THE TASK: Check each line of the material below for "Pendaftaran", then copy the ones that contain it.
--- Begin ---
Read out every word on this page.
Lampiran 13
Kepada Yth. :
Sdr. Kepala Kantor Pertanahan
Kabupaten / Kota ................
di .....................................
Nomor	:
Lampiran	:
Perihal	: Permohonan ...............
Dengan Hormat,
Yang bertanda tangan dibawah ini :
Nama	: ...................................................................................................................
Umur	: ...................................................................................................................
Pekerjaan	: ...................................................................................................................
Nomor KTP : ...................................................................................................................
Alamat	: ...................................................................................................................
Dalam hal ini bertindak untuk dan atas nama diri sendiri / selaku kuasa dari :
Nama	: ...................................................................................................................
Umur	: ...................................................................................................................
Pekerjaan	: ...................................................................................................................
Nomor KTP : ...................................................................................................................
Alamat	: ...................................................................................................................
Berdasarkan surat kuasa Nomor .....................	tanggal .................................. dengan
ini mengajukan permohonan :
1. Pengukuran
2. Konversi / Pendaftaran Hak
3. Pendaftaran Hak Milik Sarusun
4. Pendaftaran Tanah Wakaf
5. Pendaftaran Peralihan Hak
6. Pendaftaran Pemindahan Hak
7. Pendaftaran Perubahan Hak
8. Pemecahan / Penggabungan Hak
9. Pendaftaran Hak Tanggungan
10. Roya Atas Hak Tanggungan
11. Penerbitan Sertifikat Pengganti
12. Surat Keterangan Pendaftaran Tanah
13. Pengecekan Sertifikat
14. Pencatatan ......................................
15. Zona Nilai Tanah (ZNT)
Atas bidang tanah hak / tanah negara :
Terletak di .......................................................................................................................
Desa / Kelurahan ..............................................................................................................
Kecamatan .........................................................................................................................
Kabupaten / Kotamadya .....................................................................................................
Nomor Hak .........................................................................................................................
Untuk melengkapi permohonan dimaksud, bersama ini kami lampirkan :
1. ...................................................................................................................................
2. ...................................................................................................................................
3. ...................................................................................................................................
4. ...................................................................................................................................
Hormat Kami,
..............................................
--- End ---
RESULT FOR THIS EXERCISE:
2. Konversi / Pendaftaran Hak
3. Pendaftaran Hak Milik Sarusun
4. Pendaftaran Tanah Wakaf
5. Pendaftaran Peralihan Hak
6. Pendaftaran Pemindahan Hak
7. Pendaftaran Perubahan Hak
9. Pendaftaran Hak Tanggungan
12. Surat Keterangan Pendaftaran Tanah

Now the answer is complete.